[START Data to process]

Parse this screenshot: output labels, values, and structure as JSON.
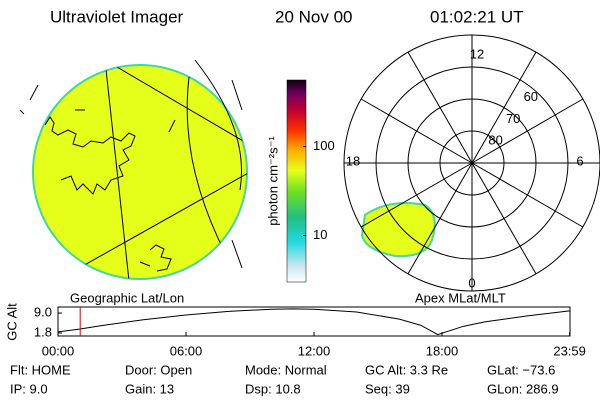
{
  "header": {
    "title": "Ultraviolet Imager",
    "date": "20 Nov 00",
    "time": "01:02:21 UT"
  },
  "colorbar": {
    "label": "photon cm⁻²s⁻¹",
    "clim": [
      3,
      560
    ],
    "log": true,
    "ticks": [
      100,
      10
    ]
  },
  "panels": {
    "left_caption": "Geographic Lat/Lon",
    "right_caption": "Apex MLat/MLT"
  },
  "polar": {
    "rlim": [
      90,
      50
    ],
    "lat_rings": [
      60,
      70,
      80
    ],
    "mlt_labels": [
      "12",
      "18",
      "6",
      "0"
    ]
  },
  "altitude": {
    "ylabel": "GC Alt",
    "xlim": [
      0,
      24
    ],
    "ylim": [
      0.7,
      11.2
    ],
    "yticks": [
      {
        "value": 9,
        "label": "9.0"
      },
      1.8
    ],
    "xticks": [
      {
        "value": 0,
        "label": "00:00"
      },
      {
        "value": 6,
        "label": "06:00"
      },
      {
        "value": 12,
        "label": "12:00"
      },
      {
        "value": 18,
        "label": "18:00"
      },
      {
        "value": 23.983,
        "label": "23:59"
      }
    ],
    "x": [
      0,
      1,
      2,
      4,
      6,
      8,
      10,
      11,
      12,
      14,
      16,
      17,
      17.8,
      19,
      20,
      22,
      23.98
    ],
    "values": [
      2.2,
      3.2,
      4.4,
      6.6,
      8.3,
      9.6,
      10.4,
      10.5,
      10.4,
      9.4,
      6.8,
      4.6,
      1.2,
      4.2,
      5.8,
      8.0,
      9.8
    ],
    "marker_x": 1.04
  },
  "footer": {
    "rows": [
      [
        "Flt: HOME",
        "Door: Open",
        "Mode: Normal",
        "GC Alt: 3.3 Re",
        "GLat: −73.6"
      ],
      [
        "IP: 9.0",
        "Gain: 13",
        "Dsp: 10.8",
        "Seq: 39",
        "GLon: 286.9"
      ]
    ]
  }
}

[END Data to process]

* Objective: Every entry must be written out exactly, with all pictures left out.

* Task response:
Parse this screenshot: output labels, values, and structure as JSON.
{
  "header": {
    "title": "Ultraviolet Imager",
    "date": "20 Nov 00",
    "time": "01:02:21 UT"
  },
  "colorbar": {
    "label": "photon cm⁻²s⁻¹",
    "clim": [
      3,
      560
    ],
    "log": true,
    "ticks": [
      100,
      10
    ]
  },
  "panels": {
    "left_caption": "Geographic Lat/Lon",
    "right_caption": "Apex MLat/MLT"
  },
  "polar": {
    "rlim": [
      90,
      50
    ],
    "lat_rings": [
      60,
      70,
      80
    ],
    "mlt_labels": [
      "12",
      "18",
      "6",
      "0"
    ]
  },
  "altitude": {
    "ylabel": "GC Alt",
    "xlim": [
      0,
      24
    ],
    "ylim": [
      0.7,
      11.2
    ],
    "yticks": [
      {
        "value": 9,
        "label": "9.0"
      },
      1.8
    ],
    "xticks": [
      {
        "value": 0,
        "label": "00:00"
      },
      {
        "value": 6,
        "label": "06:00"
      },
      {
        "value": 12,
        "label": "12:00"
      },
      {
        "value": 18,
        "label": "18:00"
      },
      {
        "value": 23.983,
        "label": "23:59"
      }
    ],
    "x": [
      0,
      1,
      2,
      4,
      6,
      8,
      10,
      11,
      12,
      14,
      16,
      17,
      17.8,
      19,
      20,
      22,
      23.98
    ],
    "values": [
      2.2,
      3.2,
      4.4,
      6.6,
      8.3,
      9.6,
      10.4,
      10.5,
      10.4,
      9.4,
      6.8,
      4.6,
      1.2,
      4.2,
      5.8,
      8.0,
      9.8
    ],
    "marker_x": 1.04
  },
  "footer": {
    "rows": [
      [
        "Flt: HOME",
        "Door: Open",
        "Mode: Normal",
        "GC Alt: 3.3 Re",
        "GLat: −73.6"
      ],
      [
        "IP: 9.0",
        "Gain: 13",
        "Dsp: 10.8",
        "Seq: 39",
        "GLon: 286.9"
      ]
    ]
  }
}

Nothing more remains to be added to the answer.